Once the pictures are set aside, transcribe the remaining data exactly.

── DATASET ROWS ──

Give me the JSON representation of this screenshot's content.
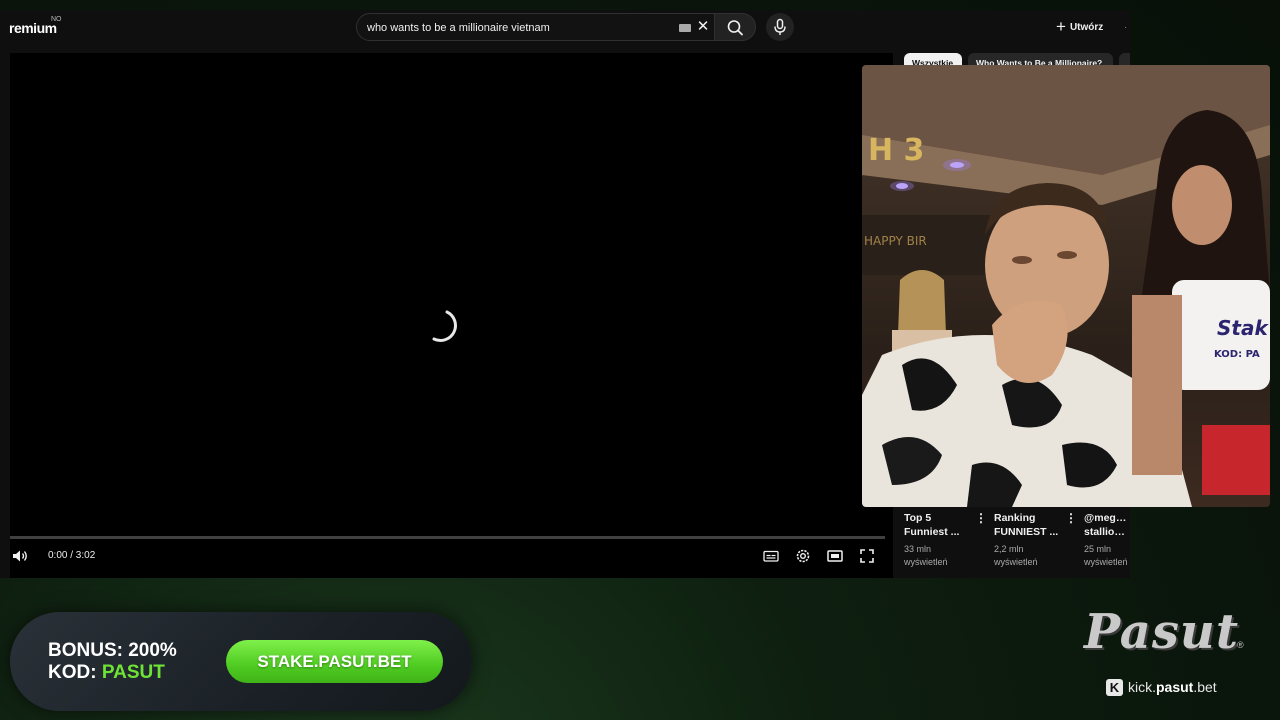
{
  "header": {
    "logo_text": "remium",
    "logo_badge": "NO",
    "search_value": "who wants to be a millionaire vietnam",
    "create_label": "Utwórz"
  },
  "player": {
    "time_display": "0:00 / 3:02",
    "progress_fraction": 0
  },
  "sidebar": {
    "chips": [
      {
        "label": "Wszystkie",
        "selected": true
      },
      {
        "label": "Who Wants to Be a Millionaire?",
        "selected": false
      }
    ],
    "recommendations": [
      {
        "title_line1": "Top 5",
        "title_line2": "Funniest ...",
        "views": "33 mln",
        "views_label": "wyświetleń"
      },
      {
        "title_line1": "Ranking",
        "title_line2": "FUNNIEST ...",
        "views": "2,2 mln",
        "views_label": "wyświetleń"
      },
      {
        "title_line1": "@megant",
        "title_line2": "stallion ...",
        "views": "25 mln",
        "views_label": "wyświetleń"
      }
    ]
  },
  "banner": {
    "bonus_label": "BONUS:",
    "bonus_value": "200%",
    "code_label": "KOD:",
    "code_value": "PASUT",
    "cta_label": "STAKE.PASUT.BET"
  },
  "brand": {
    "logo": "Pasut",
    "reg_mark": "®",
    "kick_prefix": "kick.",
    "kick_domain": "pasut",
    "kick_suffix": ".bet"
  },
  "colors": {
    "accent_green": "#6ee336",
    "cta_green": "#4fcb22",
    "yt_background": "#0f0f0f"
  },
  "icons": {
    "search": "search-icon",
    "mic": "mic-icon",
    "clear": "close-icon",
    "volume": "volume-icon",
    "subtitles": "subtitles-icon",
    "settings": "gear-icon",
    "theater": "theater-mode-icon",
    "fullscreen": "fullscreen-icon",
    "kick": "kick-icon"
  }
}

───

◆ **SOLUTION FOR THIS PROBLEM**
Give me the JSON representation of this screenshot's content.
{
  "header": {
    "logo_text": "remium",
    "logo_badge": "NO",
    "search_value": "who wants to be a millionaire vietnam",
    "create_label": "Utwórz"
  },
  "player": {
    "time_display": "0:00 / 3:02",
    "progress_fraction": 0
  },
  "sidebar": {
    "chips": [
      {
        "label": "Wszystkie",
        "selected": true
      },
      {
        "label": "Who Wants to Be a Millionaire?",
        "selected": false
      }
    ],
    "recommendations": [
      {
        "title_line1": "Top 5",
        "title_line2": "Funniest ...",
        "views": "33 mln",
        "views_label": "wyświetleń"
      },
      {
        "title_line1": "Ranking",
        "title_line2": "FUNNIEST ...",
        "views": "2,2 mln",
        "views_label": "wyświetleń"
      },
      {
        "title_line1": "@megant",
        "title_line2": "stallion ...",
        "views": "25 mln",
        "views_label": "wyświetleń"
      }
    ]
  },
  "banner": {
    "bonus_label": "BONUS:",
    "bonus_value": "200%",
    "code_label": "KOD:",
    "code_value": "PASUT",
    "cta_label": "STAKE.PASUT.BET"
  },
  "brand": {
    "logo": "Pasut",
    "reg_mark": "®",
    "kick_prefix": "kick.",
    "kick_domain": "pasut",
    "kick_suffix": ".bet"
  },
  "colors": {
    "accent_green": "#6ee336",
    "cta_green": "#4fcb22",
    "yt_background": "#0f0f0f"
  },
  "icons": {
    "search": "search-icon",
    "mic": "mic-icon",
    "clear": "close-icon",
    "volume": "volume-icon",
    "subtitles": "subtitles-icon",
    "settings": "gear-icon",
    "theater": "theater-mode-icon",
    "fullscreen": "fullscreen-icon",
    "kick": "kick-icon"
  }
}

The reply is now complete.